Would you restate all the data that follows, word for word?

....................

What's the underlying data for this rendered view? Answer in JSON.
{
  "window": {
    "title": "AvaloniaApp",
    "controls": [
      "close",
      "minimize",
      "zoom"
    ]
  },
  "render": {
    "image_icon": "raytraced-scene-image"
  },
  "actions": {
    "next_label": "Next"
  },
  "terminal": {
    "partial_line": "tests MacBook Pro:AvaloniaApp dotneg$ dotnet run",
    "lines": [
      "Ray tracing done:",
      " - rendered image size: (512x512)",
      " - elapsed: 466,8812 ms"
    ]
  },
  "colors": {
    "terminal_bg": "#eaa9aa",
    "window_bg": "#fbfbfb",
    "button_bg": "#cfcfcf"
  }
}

....................

• **Complete answer**:
What's the underlying data for this rendered view? Answer in JSON.
{
  "window": {
    "title": "AvaloniaApp",
    "controls": [
      "close",
      "minimize",
      "zoom"
    ]
  },
  "render": {
    "image_icon": "raytraced-scene-image"
  },
  "actions": {
    "next_label": "Next"
  },
  "terminal": {
    "partial_line": "tests MacBook Pro:AvaloniaApp dotneg$ dotnet run",
    "lines": [
      "Ray tracing done:",
      " - rendered image size: (512x512)",
      " - elapsed: 466,8812 ms"
    ]
  },
  "colors": {
    "terminal_bg": "#eaa9aa",
    "window_bg": "#fbfbfb",
    "button_bg": "#cfcfcf"
  }
}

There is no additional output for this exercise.